--- start of GIVEN RECORDS ---

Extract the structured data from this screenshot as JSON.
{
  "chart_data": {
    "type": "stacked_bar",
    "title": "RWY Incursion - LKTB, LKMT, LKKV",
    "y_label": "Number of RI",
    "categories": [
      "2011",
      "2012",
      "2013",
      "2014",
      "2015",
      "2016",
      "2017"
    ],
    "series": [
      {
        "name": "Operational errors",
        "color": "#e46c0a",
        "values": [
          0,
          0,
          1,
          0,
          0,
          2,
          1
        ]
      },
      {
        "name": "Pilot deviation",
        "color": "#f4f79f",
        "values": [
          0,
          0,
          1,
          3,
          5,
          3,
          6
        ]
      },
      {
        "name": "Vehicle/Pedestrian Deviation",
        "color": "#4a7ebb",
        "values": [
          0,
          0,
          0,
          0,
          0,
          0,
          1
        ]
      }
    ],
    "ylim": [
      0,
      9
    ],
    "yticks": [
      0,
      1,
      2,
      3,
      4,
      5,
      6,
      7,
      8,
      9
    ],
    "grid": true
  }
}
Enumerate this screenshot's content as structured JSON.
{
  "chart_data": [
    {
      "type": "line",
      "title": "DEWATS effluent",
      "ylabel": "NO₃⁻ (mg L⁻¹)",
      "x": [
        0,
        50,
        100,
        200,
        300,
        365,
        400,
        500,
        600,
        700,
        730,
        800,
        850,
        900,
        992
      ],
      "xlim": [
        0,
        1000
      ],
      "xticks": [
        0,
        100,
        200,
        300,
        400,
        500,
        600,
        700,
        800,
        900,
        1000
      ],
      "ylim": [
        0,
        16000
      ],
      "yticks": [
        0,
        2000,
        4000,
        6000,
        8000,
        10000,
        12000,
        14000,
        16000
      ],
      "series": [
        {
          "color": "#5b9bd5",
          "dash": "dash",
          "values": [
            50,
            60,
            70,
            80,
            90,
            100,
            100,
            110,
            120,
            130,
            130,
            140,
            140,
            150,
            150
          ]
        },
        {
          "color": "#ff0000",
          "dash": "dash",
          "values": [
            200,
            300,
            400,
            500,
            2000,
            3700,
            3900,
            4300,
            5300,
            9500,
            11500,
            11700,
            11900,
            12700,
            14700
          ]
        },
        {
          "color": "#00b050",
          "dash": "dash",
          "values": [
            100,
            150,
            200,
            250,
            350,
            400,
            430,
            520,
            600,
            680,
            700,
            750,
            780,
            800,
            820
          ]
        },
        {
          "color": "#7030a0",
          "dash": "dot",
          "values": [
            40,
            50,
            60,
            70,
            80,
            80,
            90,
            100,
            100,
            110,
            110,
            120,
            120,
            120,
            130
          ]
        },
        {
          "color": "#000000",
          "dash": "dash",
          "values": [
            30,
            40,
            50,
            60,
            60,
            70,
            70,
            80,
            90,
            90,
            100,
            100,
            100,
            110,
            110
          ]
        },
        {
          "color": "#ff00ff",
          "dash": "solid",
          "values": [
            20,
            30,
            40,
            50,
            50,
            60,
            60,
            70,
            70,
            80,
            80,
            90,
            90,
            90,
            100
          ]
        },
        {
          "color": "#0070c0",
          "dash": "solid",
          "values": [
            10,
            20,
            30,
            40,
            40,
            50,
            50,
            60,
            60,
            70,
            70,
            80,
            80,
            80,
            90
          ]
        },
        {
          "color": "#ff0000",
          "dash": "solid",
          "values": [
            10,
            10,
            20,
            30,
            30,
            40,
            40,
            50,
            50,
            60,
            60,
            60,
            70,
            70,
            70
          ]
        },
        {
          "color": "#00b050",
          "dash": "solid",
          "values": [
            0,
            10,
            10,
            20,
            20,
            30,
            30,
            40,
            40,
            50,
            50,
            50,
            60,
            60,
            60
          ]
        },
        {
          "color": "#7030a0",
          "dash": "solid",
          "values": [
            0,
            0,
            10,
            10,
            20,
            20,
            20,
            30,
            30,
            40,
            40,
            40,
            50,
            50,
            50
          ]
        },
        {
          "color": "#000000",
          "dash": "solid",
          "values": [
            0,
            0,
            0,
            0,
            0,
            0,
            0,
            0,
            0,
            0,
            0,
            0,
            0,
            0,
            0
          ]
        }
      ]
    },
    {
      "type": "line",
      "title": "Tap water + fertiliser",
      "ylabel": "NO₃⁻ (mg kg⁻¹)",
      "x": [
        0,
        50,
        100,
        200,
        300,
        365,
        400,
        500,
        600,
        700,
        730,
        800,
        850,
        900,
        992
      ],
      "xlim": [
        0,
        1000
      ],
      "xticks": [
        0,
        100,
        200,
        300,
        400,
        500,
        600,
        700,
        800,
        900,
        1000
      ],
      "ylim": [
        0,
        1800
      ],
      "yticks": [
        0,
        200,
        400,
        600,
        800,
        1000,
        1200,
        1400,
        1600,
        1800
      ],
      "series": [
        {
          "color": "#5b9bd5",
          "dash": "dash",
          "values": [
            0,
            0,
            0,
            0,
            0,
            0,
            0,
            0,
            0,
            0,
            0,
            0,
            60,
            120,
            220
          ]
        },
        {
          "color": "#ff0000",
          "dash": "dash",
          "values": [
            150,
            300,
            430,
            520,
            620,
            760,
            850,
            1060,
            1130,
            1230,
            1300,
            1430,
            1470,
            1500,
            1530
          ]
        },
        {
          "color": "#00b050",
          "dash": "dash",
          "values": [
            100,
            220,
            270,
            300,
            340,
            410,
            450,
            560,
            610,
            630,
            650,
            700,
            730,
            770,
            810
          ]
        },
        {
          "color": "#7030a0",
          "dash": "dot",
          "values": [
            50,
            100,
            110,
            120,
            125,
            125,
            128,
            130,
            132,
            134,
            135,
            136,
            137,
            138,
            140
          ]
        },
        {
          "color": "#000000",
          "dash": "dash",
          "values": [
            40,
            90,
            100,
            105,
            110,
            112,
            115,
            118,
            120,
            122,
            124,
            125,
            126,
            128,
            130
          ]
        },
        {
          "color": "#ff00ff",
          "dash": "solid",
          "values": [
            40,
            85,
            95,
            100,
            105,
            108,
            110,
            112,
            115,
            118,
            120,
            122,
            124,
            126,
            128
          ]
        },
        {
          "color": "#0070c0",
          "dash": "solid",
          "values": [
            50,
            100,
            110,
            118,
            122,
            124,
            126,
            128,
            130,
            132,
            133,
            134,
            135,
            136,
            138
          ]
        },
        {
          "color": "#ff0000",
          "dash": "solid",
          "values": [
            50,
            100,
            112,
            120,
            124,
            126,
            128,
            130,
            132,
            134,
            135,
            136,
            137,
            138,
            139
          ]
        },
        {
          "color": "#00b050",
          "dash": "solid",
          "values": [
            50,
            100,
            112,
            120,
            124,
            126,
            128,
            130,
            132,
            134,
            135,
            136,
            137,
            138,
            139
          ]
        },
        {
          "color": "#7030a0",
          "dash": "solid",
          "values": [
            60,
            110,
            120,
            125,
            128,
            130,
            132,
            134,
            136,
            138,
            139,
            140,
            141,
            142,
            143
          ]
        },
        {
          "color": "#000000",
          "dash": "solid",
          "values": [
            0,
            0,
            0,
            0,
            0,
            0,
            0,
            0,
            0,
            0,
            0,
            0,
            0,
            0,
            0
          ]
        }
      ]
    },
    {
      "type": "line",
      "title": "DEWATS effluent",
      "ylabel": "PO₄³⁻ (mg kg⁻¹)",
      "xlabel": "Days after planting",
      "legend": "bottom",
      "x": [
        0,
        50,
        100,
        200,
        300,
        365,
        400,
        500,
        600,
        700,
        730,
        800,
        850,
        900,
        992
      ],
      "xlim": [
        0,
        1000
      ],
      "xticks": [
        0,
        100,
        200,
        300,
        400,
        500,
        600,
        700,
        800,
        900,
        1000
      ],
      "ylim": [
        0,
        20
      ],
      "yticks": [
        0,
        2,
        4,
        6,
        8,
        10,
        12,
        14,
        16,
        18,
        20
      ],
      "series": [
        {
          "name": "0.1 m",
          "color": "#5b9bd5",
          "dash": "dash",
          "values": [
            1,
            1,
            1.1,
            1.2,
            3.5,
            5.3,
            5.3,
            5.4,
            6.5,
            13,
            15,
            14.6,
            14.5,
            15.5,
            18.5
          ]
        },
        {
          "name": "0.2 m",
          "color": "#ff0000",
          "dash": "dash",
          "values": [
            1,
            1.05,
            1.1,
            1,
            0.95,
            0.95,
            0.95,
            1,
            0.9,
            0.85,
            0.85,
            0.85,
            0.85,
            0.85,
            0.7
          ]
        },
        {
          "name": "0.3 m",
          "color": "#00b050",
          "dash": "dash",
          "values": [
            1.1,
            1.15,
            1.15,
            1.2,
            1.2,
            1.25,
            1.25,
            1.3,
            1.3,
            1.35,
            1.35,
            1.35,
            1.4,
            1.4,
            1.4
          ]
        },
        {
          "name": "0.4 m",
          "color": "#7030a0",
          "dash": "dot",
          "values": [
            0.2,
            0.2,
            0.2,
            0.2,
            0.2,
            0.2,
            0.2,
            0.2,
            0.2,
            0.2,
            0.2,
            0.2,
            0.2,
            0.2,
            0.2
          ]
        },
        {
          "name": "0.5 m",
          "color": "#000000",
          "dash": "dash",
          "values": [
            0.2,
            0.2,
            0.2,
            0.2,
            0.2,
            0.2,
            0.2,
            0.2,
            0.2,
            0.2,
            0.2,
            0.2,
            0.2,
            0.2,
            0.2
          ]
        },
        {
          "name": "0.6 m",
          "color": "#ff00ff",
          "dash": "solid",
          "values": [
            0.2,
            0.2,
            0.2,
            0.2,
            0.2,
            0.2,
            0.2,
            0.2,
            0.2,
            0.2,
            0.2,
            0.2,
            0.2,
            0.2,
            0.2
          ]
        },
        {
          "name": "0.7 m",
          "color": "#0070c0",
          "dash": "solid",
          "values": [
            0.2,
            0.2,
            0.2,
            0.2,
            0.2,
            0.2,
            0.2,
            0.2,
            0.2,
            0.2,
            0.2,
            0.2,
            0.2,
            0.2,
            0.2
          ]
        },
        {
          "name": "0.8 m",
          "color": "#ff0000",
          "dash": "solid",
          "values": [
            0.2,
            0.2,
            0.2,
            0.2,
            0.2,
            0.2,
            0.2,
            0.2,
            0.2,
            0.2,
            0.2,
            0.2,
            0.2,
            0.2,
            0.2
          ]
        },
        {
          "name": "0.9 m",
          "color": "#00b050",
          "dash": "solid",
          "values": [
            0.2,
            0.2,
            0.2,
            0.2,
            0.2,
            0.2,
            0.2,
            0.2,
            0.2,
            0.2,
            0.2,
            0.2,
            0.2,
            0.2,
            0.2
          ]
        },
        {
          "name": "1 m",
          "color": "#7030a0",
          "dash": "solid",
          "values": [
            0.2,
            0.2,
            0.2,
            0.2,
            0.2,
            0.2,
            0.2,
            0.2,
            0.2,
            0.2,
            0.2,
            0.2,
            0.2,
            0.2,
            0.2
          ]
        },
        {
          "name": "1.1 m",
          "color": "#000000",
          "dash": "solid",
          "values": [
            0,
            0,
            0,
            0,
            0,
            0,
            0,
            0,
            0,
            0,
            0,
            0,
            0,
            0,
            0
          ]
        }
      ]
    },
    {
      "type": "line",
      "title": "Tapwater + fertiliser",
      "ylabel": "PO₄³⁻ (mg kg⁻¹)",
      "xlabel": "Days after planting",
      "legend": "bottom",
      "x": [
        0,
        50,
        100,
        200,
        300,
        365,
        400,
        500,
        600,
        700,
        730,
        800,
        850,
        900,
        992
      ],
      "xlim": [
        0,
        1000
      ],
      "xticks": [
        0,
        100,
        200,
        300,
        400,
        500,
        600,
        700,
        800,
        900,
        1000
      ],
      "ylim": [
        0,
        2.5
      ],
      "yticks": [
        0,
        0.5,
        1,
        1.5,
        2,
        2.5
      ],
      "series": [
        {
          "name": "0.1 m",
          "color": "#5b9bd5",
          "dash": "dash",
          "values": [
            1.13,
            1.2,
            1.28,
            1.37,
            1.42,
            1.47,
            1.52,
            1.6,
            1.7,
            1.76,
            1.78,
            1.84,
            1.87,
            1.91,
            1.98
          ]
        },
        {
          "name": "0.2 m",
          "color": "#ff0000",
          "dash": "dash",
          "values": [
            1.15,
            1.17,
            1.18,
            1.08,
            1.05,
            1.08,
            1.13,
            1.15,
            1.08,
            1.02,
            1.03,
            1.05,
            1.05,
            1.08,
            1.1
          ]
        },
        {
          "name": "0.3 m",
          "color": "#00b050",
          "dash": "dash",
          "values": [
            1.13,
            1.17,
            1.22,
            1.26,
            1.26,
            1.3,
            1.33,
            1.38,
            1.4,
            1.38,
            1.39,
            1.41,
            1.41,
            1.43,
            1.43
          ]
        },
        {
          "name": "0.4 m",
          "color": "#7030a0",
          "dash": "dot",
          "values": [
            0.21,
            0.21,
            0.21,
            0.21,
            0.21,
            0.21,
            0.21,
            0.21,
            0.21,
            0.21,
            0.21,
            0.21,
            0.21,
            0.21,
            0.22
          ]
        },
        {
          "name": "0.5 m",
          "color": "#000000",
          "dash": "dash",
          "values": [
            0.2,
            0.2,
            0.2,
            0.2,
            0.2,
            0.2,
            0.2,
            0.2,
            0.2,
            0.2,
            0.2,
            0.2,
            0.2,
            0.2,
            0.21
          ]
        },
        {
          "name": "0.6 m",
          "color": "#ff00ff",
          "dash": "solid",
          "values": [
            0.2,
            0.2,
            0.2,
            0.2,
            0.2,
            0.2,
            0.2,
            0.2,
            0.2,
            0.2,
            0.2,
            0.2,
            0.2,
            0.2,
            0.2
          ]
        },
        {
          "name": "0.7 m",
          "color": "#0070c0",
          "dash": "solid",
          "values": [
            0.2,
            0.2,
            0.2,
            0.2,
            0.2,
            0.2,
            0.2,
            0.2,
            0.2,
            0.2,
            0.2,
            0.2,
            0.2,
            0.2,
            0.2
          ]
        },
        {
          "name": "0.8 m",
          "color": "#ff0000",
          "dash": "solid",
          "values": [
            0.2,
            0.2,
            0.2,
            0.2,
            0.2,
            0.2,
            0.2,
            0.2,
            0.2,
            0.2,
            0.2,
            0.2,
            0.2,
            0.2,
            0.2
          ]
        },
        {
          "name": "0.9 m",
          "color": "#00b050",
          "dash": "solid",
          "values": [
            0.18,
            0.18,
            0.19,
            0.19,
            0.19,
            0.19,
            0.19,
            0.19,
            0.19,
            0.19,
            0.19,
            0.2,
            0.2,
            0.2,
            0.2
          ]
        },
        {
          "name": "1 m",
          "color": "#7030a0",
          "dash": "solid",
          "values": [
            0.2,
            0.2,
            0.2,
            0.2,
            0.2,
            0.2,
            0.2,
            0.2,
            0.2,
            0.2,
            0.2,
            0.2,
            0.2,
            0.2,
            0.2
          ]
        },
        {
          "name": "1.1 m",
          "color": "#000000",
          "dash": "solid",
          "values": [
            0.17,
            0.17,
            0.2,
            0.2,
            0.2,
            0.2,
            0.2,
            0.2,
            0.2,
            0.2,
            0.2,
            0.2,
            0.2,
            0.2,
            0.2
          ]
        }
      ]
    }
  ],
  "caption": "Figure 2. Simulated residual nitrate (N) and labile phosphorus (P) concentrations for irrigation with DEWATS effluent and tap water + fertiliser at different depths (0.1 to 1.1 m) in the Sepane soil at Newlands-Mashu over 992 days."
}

--- end of GIVEN RECORDS ---

- DIRECTION
Copy every line of the records above that holds the word "title".

- EXERCISE RESPONSE
    "title": "RWY Incursion - LKTB, LKMT, LKKV",
      "title": "DEWATS effluent",
      "title": "Tap water + fertiliser",
      "title": "DEWATS effluent",
      "title": "Tapwater + fertiliser",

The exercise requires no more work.